インセプション ネタバレあり感想&映画脚本分析

作品紹介

インセプション
上映時間 148分

監督:クリストファー・ノーラン
脚本:クリストファー・ノーラン

ドム・コブ (レオナルド・ディカプリオ)
サイトー (渡辺謙)
アーサー (ジョゼフ・ゴードン=レヴィット)
モル・コブ (マリオン・コティヤール )
アリアドネ (エレン・ペイジ)
イームス (トム・ハーディ)
ユスフ (ディリープ・ラオ)
ロバート・フィッシャー (キリアン・マーフィー)
ピーター・ブラウニング (トム・ベレンジャー)

ログラインは、夢の中に侵入し、ターゲットの潜在意識から”アイデア”を盗む産業スパイの主人公コブは、妻殺害の容疑で母国に帰れず、我が子に会えずにいたところ、実業家のサイトーから、彼の犯歴を抹消し母国に帰れることを条件に、インセプション(アイデアを植えつける)という危険を伴う依頼を受ける。

ストーリーに複雑さを感じる人も多いかもしれませんが、この映画の始まりは、64分以降になるかと思います。

◇ ◇ ◇ ◇

_実施課題_.
インセプションの脚本分析を、最後の一文の後から書き進めてください。 この後の一覧は、別の出典から採ったものです。

_提供データ_.
◇ ◇ ◇ ◇

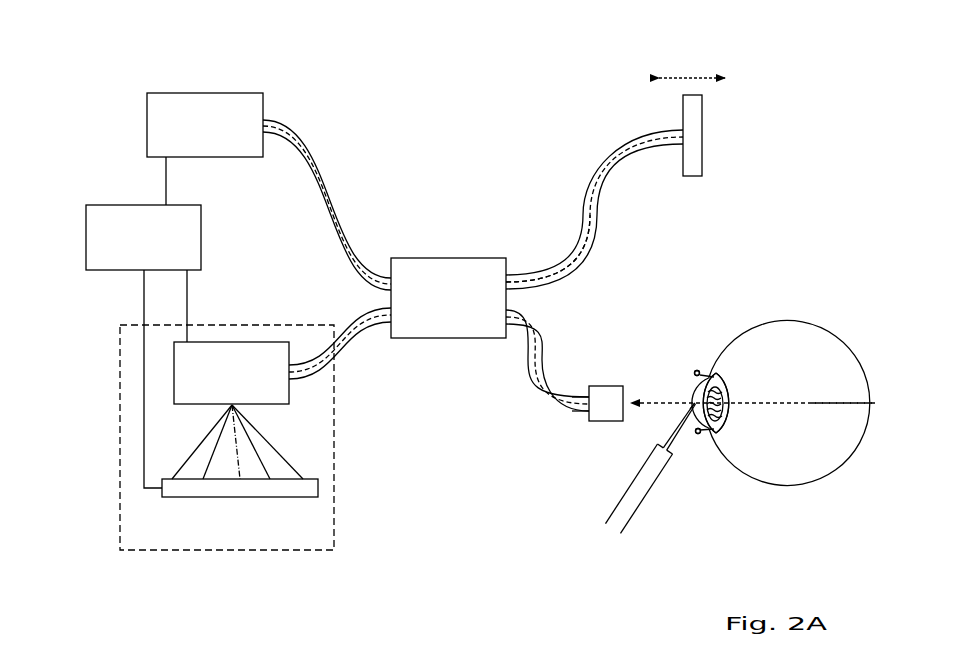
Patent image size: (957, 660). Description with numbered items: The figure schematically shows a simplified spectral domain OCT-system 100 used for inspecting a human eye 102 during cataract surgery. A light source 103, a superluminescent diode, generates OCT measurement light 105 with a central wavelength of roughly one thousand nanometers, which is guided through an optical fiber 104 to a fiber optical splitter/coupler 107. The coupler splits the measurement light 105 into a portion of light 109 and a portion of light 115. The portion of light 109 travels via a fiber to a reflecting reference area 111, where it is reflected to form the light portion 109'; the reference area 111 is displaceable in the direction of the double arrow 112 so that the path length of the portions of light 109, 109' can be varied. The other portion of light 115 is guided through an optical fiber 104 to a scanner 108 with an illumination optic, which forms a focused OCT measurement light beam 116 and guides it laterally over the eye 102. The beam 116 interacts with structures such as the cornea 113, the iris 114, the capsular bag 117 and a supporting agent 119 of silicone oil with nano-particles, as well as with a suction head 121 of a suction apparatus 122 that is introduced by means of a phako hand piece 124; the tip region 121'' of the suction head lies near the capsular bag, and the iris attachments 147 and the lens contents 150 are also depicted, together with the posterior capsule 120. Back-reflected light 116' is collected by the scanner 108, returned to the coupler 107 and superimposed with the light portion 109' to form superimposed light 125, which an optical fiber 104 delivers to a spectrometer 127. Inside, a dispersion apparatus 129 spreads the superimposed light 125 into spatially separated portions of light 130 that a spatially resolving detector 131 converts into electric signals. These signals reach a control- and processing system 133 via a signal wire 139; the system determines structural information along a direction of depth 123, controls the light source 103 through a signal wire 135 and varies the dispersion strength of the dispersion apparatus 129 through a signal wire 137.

◇ ◇ ◇ ◇

_出力結果_.
それまでは、この映画のルールというか設定の説明になっています。ここを辛抱強く見ると物語に入れます。
では、ちょっと分析していきます。

Inception

<鑑賞済みの方を対象にネタバレありで語っていきますので、見ていない方はご覧になってからがいいかと思います>

ストーリーについてこれらを抑えておけば楽しめるはず!

1.コブは、産業スパイであるということ。その方法が、夢の中に侵入し、ターゲットの潜在意識からアイデアを盗むこと(抜き取る=エクストラクト)だったが、今回のミッションは、アイデアを植えつける(インセプション)という危険な任務になる。

2.夢には階層がある。ただの夢を<夢1=第1階層>、夢の中の夢を<夢2=第2階層>とあって、現実、夢1、夢2、夢3、虚無、という世界に分かれて64分以降ストーリーが進む。
なぜこういう入り組んだ見せ方なのかというと、時間スピードが違うというだけ。
夢では心の動きが速い。現実の5分が、夢1の1時間。
夢1の1週間が、夢2では6ヶ月、夢3で10年という時の流れに相当すると説明している。だから虚無の世界はかなり早い。
ネタバレになりますが、冒頭のサイトーが老人だったのは、虚無の世界ということです。彼は夢1で死んでから虚無に落っこちてしまいます。そこへコブが助けに落ちてきて、サイトーを現実へ連れて戻すというラストシーンになります。

3.夢の覚め方は、キックか、夢の中で死ぬか、タイマー(時間切れ)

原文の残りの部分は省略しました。